▸ **Document section**

┄┄┄┄┄┄┄┄┄┄┄┄┄┄┄┄┄┄┄┄

Note that simple assertions are concatenated with regex and concatenation has precedence over alternative, this makes it's usage slightly tricky:
* "^ab|cd$" will match "ab" from the start of the string or "cd" at the end of it;
* "^(ab|cd)$" using brackets to match exactly with "ab" or "cd";
* "^ab$|^cd$" is another way to get exact match (all top-level alternatives are anchored).

If you set the '''exact matching''' options to "yes" (which is the default value), the question will add ^ and $ in each regular expression for you (it will not affect subpattern usage). However, you may prefer to use some non-anchored regexes to catch common errors and give feedback and use manually anchored expressions for grading.

====Local case-sensitivity modifiers====
Starting from Preg 2.1 you can set case-(in)sensitivity for parts of your regular expressions by using the standard syntax of Perl-compatible regular expressions:
* "(?i)" will turn case-sensitivity off;
* "(?-i)" will turn case-sensitivity on.
This affects general case-sensitivity, which is choosen on the question level. So you can make some answers case-sensitive and some not, or even do this for the parts of answers. For example you can set question as "use case" and have a 50% answer starting with "(?i)" to grade lesser when the case doesn't match, but everything else is correct.

When placed in parentheses, local modifiers work up to the closest ")". When placed on the top level (not inside parentheses) they work up to the end of the expression, i.e. with case sensitivity on for the question:
* "abc(de(?i)'''gh''')xyz" will have the bold part case-insensitive;
* "abc(de)(?i)'''ghxyz'''" will have the bold part case-insensitive.

===Usage of the Preg question type===
Basically, this question type is an extended version of the Shortanswer.

====Notations====
Starting from Preg 2.1, the "notations" feature allows you to choose a notation in which regexes for answers will be written. The exciting part of notations is that you can use the Preg question type just as improved shortanswer, having access to the hinting without any need to understand regular expressions!
* The '''Regular expression''' which means Perl-compatible regex dialect is the default one. Line breaks will be ignored - you can use them freely to structure big regexes.
* The '''Regular expression (extended)''' notation is there for a really complex regexes. It is similar to the PHP 'x' modifier. It will ignore any unescaped whitespaces in you regexes, that are not part of character classes (use \s instead) - so that you may freely format you regexes with spaces. It will also ignore line breaks with one useful exception: everything from (unescaped and not part of character class) # character to the end of that string is treated as commentary.
* Choose the '''Moodle shortanswer''' notation and you can just copy answers from you shortanswer questions. The '*' wildcard is supported. By choosing NFA engine you can get access to the hinting. You can skip all that is said on regular expression topic there, but be sure to read the [[#Hinting|hinting]] section to understand various settings you can alter to configure you question hinting behaviour.

┄┄┄┄┄┄┄┄┄┄┄┄┄┄┄┄┄┄┄┄

▸ **Prompt**
Carry the Preg question type documentation above forward from its final sentence.

┄┄┄┄┄┄┄┄┄┄┄┄┄┄┄┄┄┄┄┄

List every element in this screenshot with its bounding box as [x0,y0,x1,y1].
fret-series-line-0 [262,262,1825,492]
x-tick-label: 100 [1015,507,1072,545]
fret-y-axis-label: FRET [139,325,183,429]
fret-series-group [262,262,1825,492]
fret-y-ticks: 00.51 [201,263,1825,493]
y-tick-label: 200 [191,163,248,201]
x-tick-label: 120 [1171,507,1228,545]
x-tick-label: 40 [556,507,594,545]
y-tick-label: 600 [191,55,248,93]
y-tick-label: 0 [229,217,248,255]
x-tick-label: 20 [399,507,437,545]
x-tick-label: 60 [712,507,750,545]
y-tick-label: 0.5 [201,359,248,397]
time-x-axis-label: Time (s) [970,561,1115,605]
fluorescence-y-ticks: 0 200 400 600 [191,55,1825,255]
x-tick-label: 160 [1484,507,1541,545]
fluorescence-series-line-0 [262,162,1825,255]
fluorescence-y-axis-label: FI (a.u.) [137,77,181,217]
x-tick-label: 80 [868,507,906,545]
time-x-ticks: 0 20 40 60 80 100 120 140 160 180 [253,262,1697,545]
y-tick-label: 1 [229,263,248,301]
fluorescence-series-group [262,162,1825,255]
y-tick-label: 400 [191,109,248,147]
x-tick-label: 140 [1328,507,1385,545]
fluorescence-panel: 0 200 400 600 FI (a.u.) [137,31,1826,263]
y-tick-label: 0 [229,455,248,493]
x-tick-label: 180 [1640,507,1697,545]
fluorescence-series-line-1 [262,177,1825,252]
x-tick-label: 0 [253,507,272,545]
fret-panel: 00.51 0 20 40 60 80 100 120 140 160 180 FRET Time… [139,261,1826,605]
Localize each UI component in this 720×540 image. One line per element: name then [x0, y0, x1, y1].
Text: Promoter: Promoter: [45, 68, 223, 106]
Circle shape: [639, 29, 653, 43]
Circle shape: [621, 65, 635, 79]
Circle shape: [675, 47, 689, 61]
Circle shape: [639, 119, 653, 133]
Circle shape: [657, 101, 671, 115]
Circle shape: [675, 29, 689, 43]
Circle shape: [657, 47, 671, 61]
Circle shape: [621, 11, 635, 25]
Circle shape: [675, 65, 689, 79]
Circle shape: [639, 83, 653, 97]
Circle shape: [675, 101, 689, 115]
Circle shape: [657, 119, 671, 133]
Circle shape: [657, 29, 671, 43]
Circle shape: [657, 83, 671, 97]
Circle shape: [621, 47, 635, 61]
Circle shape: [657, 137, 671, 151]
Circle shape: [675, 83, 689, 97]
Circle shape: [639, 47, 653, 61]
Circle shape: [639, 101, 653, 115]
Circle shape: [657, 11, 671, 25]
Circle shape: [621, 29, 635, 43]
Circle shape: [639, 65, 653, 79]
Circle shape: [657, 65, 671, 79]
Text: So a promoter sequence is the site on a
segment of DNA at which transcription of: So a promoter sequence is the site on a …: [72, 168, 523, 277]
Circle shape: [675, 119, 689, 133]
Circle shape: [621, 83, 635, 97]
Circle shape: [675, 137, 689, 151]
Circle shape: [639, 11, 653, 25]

┄┄┄┄┄┄┄┄┄┄┄┄┄┄┄┄┄┄┄┄

▸ **Answer to this problem**
====Hinting====
Some matching engines support hinting (not an easy thing to do using PHP at all) in the adaptive mode.

Hinting starts with '''partial matching'''. When a student enters a partially correct answer, partial matching finds that response starts matching and on some character breaks it. Say you entered an expression:
'''are blue, white(,| and) red'''
and a student answered:
they are blue, vhite and red
Partial matching will find that the partial match is
are blue,
Remember, the regular expresion in unanchored so the match shouldn't start with the start of the student's response. While using just partial matching the student will be shown correct and incorrect parts:
they are blue, vhite and red

=====Next character hinting=====
When next character hinting is available, student will have the '''hint next character''' button by pressing which he receives a hint with one next correct character, highlighted by background coloring:
they are blue, wvhite and red
You should typically set hint '''penalty''' more than usual question '''penalty''', because they are applied separately: usual penalty for an attempt without hinting, while hint penalty for an attempt with hinting.

=====Next lexem hinting=====
'''Lexem''' means an atomic part of a language. For natural language a ''word'', a ''number'', a ''punctuation mark'' (or group of marks like '?!' or '...') are lexemes. For a programming language it's a ''keyword'', a ''variable name'', a ''constant'', an ''operator''. Note that spaces are usually not considered to be lexems, but separators between them, since they don't have any particular meaning.

'''Next lexem hint''' will show to the student either completion of current lexem (if partial match ends inside it) or next one (if student just complete current lexem). Like
are blue
or
are blue,
or
are blue, white

Preg question type, since the 2.3 release, allows usage of next lexem hinting using the ''formal languages block''. You should choose the language in which you expect a response for you question, since lexem borders are different for different languages. For now it supports only two languages (but there will be more):
* '''simple english''' - a simple lexer, that recognize words, numbers and punctuation;
* '''C/C++ language''' - a programming language C (or C++).

Note that "lexem" typically isn't a word you would like you students to see on the hinting button. You can enter another word in the question description.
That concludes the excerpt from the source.